Direction: Every line with the string "节水护水" should be gathered.

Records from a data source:

────────────────────

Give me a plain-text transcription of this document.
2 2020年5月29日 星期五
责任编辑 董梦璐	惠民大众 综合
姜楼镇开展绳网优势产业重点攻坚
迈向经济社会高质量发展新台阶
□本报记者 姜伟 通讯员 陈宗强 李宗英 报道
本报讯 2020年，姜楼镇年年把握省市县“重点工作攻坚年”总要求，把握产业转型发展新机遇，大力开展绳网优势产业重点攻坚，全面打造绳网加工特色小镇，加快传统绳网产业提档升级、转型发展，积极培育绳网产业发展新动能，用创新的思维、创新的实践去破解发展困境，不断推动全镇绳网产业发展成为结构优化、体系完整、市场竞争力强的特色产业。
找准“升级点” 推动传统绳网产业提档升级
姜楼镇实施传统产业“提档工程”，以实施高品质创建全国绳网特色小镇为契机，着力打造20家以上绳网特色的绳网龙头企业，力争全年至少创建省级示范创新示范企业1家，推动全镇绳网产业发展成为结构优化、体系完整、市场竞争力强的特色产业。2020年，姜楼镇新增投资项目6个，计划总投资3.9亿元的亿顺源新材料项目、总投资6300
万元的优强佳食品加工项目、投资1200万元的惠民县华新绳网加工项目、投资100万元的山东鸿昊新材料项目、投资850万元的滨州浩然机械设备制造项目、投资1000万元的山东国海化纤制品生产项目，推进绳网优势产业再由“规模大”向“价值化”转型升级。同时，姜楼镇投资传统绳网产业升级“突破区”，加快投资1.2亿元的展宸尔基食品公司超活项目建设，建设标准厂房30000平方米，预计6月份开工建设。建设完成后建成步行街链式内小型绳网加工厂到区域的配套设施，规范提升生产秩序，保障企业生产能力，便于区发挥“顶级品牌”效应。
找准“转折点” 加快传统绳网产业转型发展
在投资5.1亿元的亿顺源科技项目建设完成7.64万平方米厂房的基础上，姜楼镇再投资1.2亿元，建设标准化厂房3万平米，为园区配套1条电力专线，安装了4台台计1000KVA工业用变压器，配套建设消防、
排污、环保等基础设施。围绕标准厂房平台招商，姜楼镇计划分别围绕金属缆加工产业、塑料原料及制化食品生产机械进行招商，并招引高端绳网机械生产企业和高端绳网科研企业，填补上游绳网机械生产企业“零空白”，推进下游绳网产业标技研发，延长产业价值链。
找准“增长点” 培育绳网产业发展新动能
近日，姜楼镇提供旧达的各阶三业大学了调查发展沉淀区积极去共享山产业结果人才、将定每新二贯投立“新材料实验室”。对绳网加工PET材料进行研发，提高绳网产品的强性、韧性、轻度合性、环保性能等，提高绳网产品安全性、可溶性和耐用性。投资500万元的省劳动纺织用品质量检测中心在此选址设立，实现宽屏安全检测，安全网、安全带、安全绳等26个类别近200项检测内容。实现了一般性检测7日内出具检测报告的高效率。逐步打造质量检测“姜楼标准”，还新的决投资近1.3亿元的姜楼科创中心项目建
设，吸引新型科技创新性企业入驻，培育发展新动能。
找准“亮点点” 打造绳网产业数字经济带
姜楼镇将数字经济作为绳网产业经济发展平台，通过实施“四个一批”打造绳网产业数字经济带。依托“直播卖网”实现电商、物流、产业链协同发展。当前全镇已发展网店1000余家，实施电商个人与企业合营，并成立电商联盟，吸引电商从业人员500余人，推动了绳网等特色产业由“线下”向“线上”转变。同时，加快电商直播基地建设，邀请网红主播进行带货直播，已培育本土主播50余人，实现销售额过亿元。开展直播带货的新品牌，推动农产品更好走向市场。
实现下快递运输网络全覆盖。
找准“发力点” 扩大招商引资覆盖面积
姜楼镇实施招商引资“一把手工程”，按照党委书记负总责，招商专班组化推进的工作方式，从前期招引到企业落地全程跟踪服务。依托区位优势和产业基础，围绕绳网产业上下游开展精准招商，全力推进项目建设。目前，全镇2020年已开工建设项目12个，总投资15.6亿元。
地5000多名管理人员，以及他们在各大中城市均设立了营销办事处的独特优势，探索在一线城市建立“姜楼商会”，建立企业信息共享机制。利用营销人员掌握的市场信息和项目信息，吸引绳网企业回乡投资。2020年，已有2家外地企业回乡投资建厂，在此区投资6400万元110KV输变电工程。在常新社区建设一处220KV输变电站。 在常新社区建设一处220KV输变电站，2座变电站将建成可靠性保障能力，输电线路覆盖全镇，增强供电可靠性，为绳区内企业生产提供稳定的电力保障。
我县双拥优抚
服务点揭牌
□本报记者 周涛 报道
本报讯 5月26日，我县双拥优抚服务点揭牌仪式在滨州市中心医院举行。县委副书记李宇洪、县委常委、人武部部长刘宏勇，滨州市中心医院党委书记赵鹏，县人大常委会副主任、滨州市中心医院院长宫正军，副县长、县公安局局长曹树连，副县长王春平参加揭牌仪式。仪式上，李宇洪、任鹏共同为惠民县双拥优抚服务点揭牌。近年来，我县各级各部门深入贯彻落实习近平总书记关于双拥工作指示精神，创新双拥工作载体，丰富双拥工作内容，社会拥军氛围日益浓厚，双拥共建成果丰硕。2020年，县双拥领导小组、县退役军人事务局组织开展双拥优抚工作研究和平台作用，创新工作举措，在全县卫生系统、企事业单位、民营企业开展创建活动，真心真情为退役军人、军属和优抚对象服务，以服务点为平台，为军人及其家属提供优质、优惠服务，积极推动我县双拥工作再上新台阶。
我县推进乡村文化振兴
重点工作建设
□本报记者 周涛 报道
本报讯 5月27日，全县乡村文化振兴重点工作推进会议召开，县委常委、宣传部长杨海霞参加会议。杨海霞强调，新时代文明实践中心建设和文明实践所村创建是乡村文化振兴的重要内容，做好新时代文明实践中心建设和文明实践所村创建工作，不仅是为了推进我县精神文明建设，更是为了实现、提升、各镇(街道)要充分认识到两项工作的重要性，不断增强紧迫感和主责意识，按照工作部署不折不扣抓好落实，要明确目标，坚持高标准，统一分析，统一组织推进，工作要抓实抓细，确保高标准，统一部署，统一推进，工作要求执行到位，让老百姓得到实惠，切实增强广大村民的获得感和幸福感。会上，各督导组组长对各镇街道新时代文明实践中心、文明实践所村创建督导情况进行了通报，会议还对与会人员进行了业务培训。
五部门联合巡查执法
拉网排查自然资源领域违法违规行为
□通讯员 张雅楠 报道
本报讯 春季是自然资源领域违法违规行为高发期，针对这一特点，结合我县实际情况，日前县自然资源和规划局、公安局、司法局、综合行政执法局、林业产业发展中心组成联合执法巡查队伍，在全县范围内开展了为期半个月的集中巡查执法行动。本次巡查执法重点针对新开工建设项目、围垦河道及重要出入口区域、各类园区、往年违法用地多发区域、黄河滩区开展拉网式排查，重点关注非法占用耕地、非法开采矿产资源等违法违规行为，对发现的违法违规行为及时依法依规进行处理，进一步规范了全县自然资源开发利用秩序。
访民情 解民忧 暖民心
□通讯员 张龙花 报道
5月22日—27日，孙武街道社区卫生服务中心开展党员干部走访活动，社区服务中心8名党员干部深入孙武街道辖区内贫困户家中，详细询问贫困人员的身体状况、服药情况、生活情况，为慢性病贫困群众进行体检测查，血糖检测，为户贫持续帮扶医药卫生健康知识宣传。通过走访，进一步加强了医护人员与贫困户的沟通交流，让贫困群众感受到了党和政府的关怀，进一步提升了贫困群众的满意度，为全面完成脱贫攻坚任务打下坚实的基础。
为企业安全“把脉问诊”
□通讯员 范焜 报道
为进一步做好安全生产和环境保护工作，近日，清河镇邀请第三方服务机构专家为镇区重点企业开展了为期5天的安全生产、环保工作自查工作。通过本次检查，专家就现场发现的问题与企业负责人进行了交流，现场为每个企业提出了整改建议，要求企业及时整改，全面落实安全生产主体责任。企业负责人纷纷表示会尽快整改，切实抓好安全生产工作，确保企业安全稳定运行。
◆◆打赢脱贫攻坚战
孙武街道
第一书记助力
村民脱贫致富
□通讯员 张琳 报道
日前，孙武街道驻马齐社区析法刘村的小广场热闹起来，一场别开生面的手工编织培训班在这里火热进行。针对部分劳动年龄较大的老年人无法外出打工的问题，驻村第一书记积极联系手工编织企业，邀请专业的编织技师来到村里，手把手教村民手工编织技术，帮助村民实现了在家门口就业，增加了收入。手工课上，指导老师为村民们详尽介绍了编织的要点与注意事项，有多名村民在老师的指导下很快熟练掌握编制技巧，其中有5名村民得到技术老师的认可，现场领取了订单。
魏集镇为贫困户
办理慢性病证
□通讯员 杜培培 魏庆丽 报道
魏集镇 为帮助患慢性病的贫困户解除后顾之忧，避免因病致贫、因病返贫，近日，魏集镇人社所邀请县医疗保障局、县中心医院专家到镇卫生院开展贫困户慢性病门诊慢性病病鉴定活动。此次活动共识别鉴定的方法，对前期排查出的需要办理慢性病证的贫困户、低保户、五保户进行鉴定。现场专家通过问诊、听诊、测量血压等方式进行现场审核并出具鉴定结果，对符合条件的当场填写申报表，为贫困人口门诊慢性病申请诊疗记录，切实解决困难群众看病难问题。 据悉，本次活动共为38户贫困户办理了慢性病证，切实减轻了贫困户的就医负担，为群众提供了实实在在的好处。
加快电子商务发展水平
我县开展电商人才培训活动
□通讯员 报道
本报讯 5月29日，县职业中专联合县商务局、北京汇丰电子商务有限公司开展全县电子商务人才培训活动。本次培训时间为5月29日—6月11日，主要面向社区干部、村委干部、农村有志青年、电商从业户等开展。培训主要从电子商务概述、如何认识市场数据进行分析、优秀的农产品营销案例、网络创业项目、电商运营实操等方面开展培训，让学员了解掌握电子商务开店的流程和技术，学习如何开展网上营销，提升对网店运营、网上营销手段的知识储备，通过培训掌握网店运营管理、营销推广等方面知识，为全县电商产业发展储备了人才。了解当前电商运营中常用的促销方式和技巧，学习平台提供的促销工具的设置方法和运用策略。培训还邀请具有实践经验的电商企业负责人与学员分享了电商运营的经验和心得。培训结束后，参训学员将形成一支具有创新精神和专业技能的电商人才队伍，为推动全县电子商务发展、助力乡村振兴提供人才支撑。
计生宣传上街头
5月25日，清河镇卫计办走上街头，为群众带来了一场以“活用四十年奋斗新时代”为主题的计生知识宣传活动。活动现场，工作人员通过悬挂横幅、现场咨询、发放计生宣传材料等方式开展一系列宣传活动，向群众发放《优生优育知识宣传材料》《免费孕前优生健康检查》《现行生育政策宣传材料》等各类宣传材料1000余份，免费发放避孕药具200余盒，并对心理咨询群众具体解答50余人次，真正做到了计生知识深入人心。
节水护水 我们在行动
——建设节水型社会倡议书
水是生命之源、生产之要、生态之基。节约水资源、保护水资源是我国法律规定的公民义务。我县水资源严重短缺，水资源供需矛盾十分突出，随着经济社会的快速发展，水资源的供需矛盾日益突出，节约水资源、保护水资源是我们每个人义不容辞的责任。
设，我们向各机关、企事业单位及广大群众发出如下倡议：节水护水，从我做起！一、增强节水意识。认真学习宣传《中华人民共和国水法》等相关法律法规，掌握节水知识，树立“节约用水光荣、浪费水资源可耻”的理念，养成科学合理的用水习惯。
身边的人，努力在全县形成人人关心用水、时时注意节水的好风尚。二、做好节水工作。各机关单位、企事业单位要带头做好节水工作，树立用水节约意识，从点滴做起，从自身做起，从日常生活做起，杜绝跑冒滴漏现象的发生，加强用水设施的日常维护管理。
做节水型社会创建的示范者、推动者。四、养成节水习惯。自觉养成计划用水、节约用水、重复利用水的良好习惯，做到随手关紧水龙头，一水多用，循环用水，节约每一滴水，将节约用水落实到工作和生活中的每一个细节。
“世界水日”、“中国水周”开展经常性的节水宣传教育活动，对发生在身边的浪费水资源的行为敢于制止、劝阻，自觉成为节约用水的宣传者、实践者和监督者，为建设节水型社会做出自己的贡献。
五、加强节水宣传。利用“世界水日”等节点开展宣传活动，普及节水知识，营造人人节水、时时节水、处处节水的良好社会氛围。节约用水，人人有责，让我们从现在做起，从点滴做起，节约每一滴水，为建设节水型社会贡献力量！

────────────────────

Task result:
节水护水 我们在行动
设，我们向各机关、企事业单位及广大群众发出如下倡议：节水护水，从我做起！一、增强节水意识。认真学习宣传《中华人民共和国水法》等相关法律法规，掌握节水知识，树立“节约用水光荣、浪费水资源可耻”的理念，养成科学合理的用水习惯。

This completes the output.